7-4-3-2表 リスク領域別選択項目の選択率(非行少年・若年犯罪者別)
7-4-3-2表 リスク領域別選択項目の選択率(非行少年・若年犯罪者別)

7-4-3-3図<1>は,調査対象者が選択した全選択肢を,一つの選択肢につき1点に換算した上,各領域別に算定した得点の合計値(平均値で表示)を見たものであり,7-4-3-3図<2>は,全領域の総得点を保護処分歴別に見たものである。得点の高低は,自己認識における当該領域の問題の多寡を反映していると考えられる。非行少年(全体)では,性格・性質(2.0),態度(1.8),交友(1.6),学校(1.4),生活管理(1.3)の順で領域別得点が高く,同様に若年犯罪者(全体)では,態度(2.5),性格・性質(2.3),交友(1.9),生活管理(1.8),学校(1.5)の順で領域別得点が高い。若年犯罪者の方が全ての領域で領域別得点が高く,総得点(7-4-3-3図<2>)でも非行少年が約11点,若年犯罪者が約15点と,平均して約4pt(約4項目分)の差があり,若年犯罪者では本人の抱える問題が拡大・深刻化していることが推察される。さらに,保護処分歴別に見ると,非行少年・若年犯罪者のいずれにおいても保護処分歴なし,保護観察歴,少年院送致歴の順に総得点が上昇する傾向が認められるが,いずれの保護処分歴の区分でも,若年犯罪者の方が得点が高い。保護処分歴の程度が増すに従い,また,年齢が増すに従い,総じて多様な領域に問題が拡大していく傾向があり,少年院の矯正教育等を受けてもなお犯罪に及ぶ若年犯罪者では,問題性が拡大・深刻化している者が多い。

(領域境界データ)
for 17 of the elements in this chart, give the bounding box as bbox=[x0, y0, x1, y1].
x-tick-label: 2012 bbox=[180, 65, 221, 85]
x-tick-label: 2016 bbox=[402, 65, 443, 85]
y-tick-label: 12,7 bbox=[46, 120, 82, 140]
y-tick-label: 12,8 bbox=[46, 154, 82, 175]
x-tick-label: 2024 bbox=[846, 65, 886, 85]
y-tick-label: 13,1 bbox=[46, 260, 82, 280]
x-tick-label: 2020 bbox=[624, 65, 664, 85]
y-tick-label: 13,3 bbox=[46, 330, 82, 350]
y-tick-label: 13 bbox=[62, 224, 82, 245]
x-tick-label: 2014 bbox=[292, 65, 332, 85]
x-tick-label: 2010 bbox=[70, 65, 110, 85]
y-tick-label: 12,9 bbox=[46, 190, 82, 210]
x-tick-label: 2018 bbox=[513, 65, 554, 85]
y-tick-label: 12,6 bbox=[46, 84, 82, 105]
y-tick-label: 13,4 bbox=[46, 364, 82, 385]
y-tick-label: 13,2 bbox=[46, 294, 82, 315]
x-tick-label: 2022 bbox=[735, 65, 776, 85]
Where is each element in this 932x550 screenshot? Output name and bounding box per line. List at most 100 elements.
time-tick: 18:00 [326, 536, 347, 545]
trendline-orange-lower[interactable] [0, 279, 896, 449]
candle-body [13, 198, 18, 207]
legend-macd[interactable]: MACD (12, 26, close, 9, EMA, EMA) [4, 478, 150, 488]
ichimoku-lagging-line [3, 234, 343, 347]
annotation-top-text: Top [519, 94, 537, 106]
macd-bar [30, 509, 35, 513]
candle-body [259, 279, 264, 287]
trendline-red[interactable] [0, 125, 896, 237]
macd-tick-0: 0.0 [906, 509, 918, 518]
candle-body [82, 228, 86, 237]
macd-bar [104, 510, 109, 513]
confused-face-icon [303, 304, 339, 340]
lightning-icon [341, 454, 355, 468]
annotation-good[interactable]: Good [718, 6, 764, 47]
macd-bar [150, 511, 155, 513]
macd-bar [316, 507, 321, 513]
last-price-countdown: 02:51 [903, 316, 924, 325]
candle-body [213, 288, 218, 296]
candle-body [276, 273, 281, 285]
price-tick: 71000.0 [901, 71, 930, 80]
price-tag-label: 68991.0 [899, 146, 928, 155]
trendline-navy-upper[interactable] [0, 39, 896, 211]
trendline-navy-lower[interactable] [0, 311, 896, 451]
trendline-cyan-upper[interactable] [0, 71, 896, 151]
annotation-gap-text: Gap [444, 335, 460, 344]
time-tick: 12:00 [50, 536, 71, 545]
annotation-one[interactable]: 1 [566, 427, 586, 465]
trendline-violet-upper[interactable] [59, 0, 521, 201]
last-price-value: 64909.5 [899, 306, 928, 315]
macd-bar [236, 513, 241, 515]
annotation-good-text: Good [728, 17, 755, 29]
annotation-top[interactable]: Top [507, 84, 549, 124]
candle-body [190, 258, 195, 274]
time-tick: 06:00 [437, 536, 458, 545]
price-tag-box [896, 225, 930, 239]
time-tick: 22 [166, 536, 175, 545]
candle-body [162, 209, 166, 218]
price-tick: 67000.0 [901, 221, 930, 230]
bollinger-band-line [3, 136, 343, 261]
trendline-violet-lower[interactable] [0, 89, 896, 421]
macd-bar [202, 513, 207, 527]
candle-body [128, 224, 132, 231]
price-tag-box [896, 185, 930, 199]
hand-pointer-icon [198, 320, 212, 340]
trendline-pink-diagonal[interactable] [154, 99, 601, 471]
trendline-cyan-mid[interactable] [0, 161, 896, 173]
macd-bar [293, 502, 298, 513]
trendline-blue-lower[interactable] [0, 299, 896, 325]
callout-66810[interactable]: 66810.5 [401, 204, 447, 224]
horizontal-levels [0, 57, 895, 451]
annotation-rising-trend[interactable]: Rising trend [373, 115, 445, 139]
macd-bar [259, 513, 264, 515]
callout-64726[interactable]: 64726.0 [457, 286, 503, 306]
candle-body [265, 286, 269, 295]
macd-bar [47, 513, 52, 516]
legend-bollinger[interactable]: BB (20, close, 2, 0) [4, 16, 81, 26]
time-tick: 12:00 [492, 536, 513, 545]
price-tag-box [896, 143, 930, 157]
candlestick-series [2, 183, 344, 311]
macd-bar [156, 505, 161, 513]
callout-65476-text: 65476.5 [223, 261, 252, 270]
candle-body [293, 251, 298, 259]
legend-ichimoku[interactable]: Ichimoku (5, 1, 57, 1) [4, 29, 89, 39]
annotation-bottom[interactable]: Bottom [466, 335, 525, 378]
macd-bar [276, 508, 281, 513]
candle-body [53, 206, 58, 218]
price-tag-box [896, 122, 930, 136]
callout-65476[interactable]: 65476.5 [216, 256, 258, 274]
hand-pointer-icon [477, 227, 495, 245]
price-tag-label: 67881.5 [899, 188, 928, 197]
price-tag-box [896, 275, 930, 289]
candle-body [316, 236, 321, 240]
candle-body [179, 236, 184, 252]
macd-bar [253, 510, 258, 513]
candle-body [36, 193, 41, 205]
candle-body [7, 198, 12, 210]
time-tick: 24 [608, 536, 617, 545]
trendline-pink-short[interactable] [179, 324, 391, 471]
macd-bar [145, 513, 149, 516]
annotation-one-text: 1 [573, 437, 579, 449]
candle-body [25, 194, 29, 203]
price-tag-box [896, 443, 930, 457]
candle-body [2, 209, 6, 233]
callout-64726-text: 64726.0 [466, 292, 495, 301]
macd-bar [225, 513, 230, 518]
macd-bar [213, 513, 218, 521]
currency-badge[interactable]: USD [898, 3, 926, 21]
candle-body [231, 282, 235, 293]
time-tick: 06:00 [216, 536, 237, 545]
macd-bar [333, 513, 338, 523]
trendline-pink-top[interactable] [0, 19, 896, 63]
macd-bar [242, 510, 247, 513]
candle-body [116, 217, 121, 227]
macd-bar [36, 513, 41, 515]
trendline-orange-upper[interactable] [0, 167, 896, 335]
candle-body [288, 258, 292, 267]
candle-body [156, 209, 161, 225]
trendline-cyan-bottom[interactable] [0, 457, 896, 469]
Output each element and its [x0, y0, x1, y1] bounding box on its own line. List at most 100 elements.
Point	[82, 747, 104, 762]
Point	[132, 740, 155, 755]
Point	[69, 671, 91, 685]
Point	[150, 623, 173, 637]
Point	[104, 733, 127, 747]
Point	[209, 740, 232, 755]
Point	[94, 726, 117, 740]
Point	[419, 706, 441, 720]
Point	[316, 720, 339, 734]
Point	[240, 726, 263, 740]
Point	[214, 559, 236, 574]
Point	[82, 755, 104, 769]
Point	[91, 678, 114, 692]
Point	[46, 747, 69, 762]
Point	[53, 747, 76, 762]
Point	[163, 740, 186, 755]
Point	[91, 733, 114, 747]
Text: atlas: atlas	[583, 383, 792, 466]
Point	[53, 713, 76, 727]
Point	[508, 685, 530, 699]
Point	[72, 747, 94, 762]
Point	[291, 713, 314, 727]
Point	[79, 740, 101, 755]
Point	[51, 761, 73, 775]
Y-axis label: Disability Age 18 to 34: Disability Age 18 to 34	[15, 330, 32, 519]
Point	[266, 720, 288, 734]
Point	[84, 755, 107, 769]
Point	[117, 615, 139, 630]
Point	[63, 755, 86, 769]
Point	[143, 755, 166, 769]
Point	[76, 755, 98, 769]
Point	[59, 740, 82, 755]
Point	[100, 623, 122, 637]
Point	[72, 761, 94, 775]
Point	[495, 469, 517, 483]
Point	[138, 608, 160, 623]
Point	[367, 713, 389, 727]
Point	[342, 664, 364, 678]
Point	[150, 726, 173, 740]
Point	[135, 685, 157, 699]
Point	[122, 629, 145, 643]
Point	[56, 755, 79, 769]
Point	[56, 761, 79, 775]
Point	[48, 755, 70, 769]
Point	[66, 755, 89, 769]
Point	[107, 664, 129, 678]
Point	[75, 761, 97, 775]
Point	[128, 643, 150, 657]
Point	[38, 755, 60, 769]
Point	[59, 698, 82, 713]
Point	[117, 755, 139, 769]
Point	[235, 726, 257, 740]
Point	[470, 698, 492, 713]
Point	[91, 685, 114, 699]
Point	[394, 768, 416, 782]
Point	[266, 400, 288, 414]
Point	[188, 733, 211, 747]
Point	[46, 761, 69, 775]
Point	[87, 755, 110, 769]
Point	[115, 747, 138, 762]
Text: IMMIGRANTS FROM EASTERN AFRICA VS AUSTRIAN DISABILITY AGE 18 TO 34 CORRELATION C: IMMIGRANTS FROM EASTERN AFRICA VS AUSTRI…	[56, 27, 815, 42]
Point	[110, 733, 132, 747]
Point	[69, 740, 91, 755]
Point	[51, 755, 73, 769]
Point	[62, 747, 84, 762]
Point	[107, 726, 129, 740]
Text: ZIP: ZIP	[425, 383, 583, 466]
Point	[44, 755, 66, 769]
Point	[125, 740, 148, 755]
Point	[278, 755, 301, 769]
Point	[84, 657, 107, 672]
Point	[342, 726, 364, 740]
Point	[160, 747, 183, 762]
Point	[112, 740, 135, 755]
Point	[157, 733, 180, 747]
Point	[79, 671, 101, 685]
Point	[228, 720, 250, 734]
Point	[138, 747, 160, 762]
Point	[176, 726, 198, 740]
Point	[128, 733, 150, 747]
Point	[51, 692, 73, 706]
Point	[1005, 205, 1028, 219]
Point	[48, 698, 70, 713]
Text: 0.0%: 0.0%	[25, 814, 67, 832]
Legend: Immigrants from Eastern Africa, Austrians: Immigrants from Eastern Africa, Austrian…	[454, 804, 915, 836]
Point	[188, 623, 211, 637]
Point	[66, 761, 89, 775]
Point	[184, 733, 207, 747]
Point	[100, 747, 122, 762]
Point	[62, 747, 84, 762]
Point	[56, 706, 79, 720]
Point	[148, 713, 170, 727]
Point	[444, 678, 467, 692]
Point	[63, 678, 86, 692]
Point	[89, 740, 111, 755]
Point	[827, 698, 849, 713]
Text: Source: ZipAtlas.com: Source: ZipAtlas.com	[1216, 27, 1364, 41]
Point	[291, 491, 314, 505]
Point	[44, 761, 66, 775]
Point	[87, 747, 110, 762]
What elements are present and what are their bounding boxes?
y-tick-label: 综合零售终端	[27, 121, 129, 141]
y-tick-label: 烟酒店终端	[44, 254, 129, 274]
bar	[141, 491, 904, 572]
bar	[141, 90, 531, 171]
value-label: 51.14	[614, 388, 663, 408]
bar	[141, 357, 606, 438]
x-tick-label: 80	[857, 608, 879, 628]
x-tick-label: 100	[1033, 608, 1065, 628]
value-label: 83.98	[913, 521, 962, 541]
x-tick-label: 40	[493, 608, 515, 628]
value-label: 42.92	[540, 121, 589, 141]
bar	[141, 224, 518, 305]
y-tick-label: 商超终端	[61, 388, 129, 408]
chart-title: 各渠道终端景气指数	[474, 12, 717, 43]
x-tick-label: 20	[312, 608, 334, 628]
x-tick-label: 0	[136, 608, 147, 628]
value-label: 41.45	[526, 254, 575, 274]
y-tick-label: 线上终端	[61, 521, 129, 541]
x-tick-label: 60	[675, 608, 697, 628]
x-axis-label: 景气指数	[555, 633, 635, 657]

* **指示と要件**
非行少年と若年犯罪者の問題領域を扱った本文について、最後の文に続く部分を書いてください。 この一覧は本文とは関係がありません。

* **演習の解答**
7-4-3-3図 非行・犯罪のリスク領域別の原因認識(非行少年・若年犯罪者別・保護処分歴別)
7-4-3-3図 非行・犯罪のリスク領域別の原因認識(非行少年・若年犯罪者別・保護処分歴別)

次に,以上の「保護処分歴なし」,「保護観察」,「少年院送致」の区分による要保護性の程度・非行性の進度に照らした分析に加え,非行の早発性の観点から分析を試みるため(7-2-2-4図参照),他の保護処分を受けたか否かにかかわらず児童自立支援施設等送致歴の有無による比較を行う。

7-4-3-2表の各領域の項目のうち,児童自立支援施設等送致歴のある者とない者との間で選択率に明らかな差があるものに限って,児童自立支援施設等送致歴の有無別,非行少年・若年犯罪者別に選択率を示すと,7-4-3-4表のとおりである。非行少年の家庭,学校,就労,薬物等,余暇,性格,態度の各領域と,若年犯罪者の全領域で,児童自立支援施設等送致歴のある者の選択率が同歴のない者よりも明らかに高い項目が多い。


7-4-3-4表 児童自立支援施設等送致歴の有無によるリスク領域別選択項目の選択率(非行少年・若年犯罪者別)
7-4-3-4表 児童自立支援施設等送致歴の有無によるリスク領域別選択項目の選択率(非行少年・若年犯罪者別)

児童自立支援施設等送致歴の有無別,非行少年・若年犯罪者別に領域別得点の分布及び全領域の総得点を見ると,7-4-3-5図のとおりである。


7-4-3-5図 非行・犯罪のリスク領域別の原因認識(児童自立支援施設等送致歴の有無別)
7-4-3-5図 非行・犯罪のリスク領域別の原因認識(児童自立支援施設等送致歴の有無別)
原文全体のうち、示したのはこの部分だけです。